● **Aim of the task**
Identify the lines that contain the word "νοσημάτων" and copy each one.

============

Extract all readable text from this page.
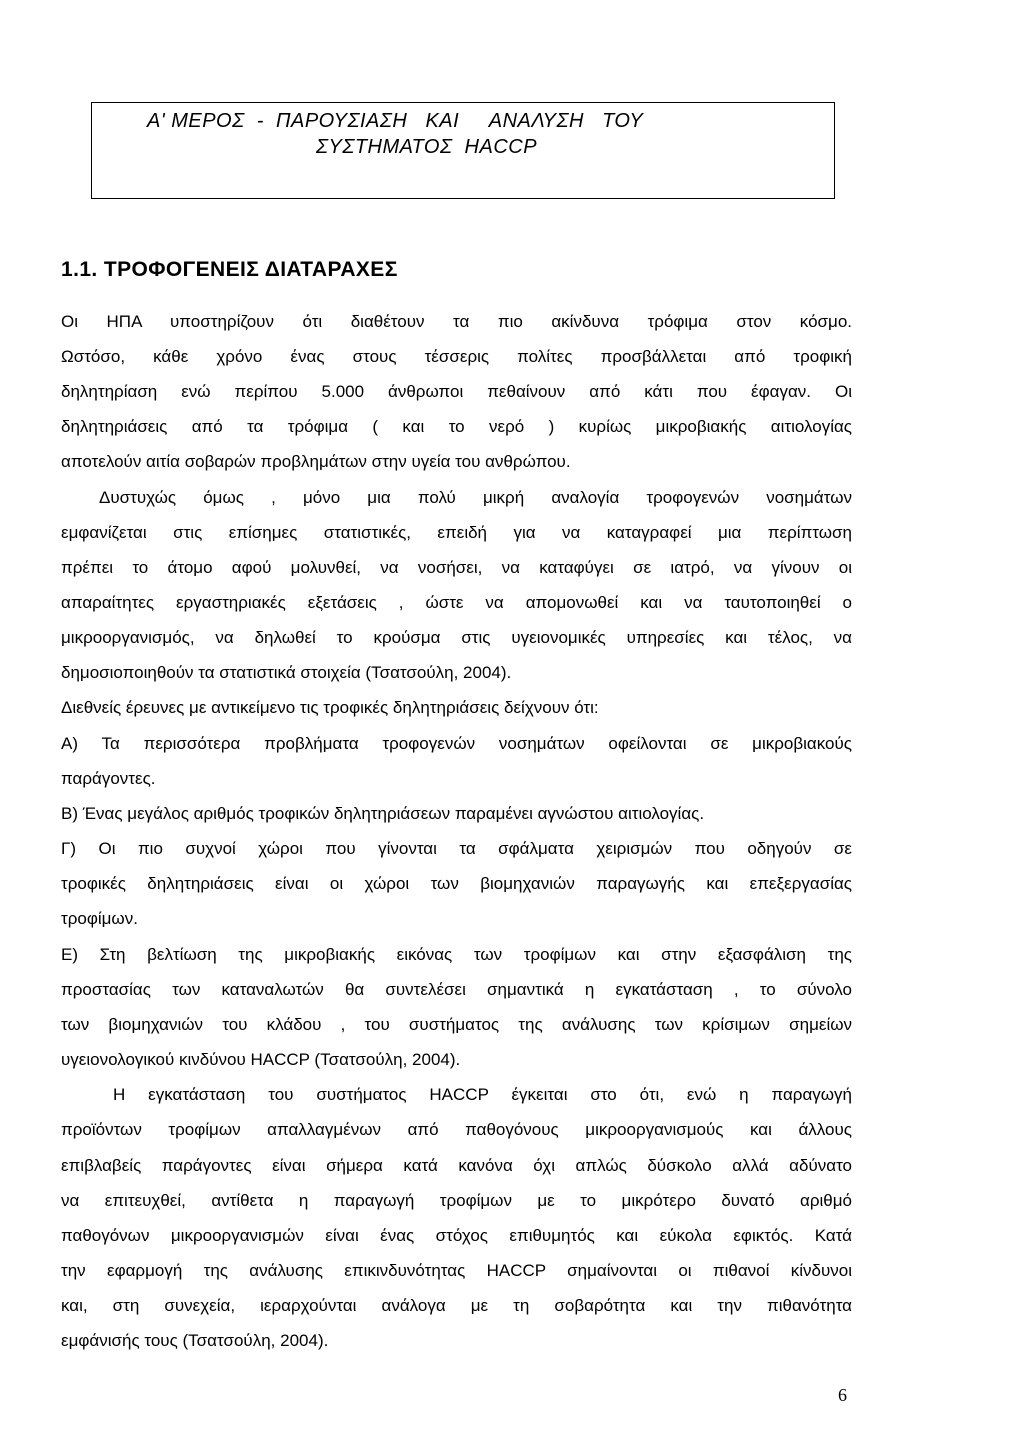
Α' ΜΕΡΟΣ  -  ΠΑΡΟΥΣΙΑΣΗ   ΚΑΙ     ΑΝΑΛΥΣΗ   ΤΟΥ
ΣΥΣΤΗΜΑΤΟΣ  HACCP
1.1. ΤΡΟΦΟΓΕΝΕΙΣ ΔΙΑΤΑΡΑΧΕΣ
Οι ΗΠΑ υποστηρίζουν ότι διαθέτουν τα πιο ακίνδυνα τρόφιμα στον κόσμο.
Ωστόσο, κάθε χρόνο ένας στους τέσσερις πολίτες προσβάλλεται από τροφική
δηλητηρίαση ενώ περίπου 5.000 άνθρωποι πεθαίνουν από κάτι που έφαγαν. Οι
δηλητηριάσεις από τα τρόφιμα ( και το νερό ) κυρίως μικροβιακής αιτιολογίας
αποτελούν αιτία σοβαρών προβλημάτων στην υγεία του ανθρώπου.
Δυστυχώς όμως , μόνο μια πολύ μικρή αναλογία τροφογενών νοσημάτων
εμφανίζεται στις επίσημες στατιστικές, επειδή για να καταγραφεί μια περίπτωση
πρέπει το άτομο αφού μολυνθεί, να νοσήσει, να καταφύγει σε ιατρό, να γίνουν οι
απαραίτητες εργαστηριακές εξετάσεις , ώστε να απομονωθεί και να ταυτοποιηθεί ο
μικροοργανισμός, να δηλωθεί το κρούσμα στις υγειονομικές υπηρεσίες και τέλος, να
δημοσιοποιηθούν τα στατιστικά στοιχεία (Τσατσούλη, 2004).
Διεθνείς έρευνες με αντικείμενο τις τροφικές δηλητηριάσεις δείχνουν ότι:
Α) Τα περισσότερα προβλήματα τροφογενών νοσημάτων οφείλονται σε μικροβιακούς
παράγοντες.
Β) Ένας μεγάλος αριθμός τροφικών δηλητηριάσεων παραμένει αγνώστου αιτιολογίας.
Γ) Οι πιο συχνοί χώροι που γίνονται τα σφάλματα χειρισμών που οδηγούν σε
τροφικές δηλητηριάσεις είναι οι χώροι των βιομηχανιών παραγωγής και επεξεργασίας
τροφίμων.
Ε) Στη βελτίωση της μικροβιακής εικόνας των τροφίμων και στην εξασφάλιση της
προστασίας των καταναλωτών θα συντελέσει σημαντικά η εγκατάσταση , το σύνολο
των βιομηχανιών του κλάδου , του συστήματος της ανάλυσης των κρίσιμων σημείων
υγειονολογικού κινδύνου HACCP (Τσατσούλη, 2004).
Η εγκατάσταση του συστήματος HACCP έγκειται στο ότι, ενώ η παραγωγή
προϊόντων τροφίμων απαλλαγμένων από παθογόνους μικροοργανισμούς και άλλους
επιβλαβείς παράγοντες είναι σήμερα κατά κανόνα όχι απλώς δύσκολο αλλά αδύνατο
να επιτευχθεί, αντίθετα η παραγωγή τροφίμων με το μικρότερο δυνατό αριθμό
παθογόνων μικροοργανισμών είναι ένας στόχος επιθυμητός και εύκολα εφικτός. Κατά
την εφαρμογή της ανάλυσης επικινδυνότητας HACCP σημαίνονται οι πιθανοί κίνδυνοι
και, στη συνεχεία, ιεραρχούνται ανάλογα με τη σοβαρότητα και την πιθανότητα
εμφάνισής τους (Τσατσούλη, 2004).
6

============

● **Output for this task**
Δυστυχώς όμως , μόνο μια πολύ μικρή αναλογία τροφογενών νοσημάτων
Α) Τα περισσότερα προβλήματα τροφογενών νοσημάτων οφείλονται σε μικροβιακούς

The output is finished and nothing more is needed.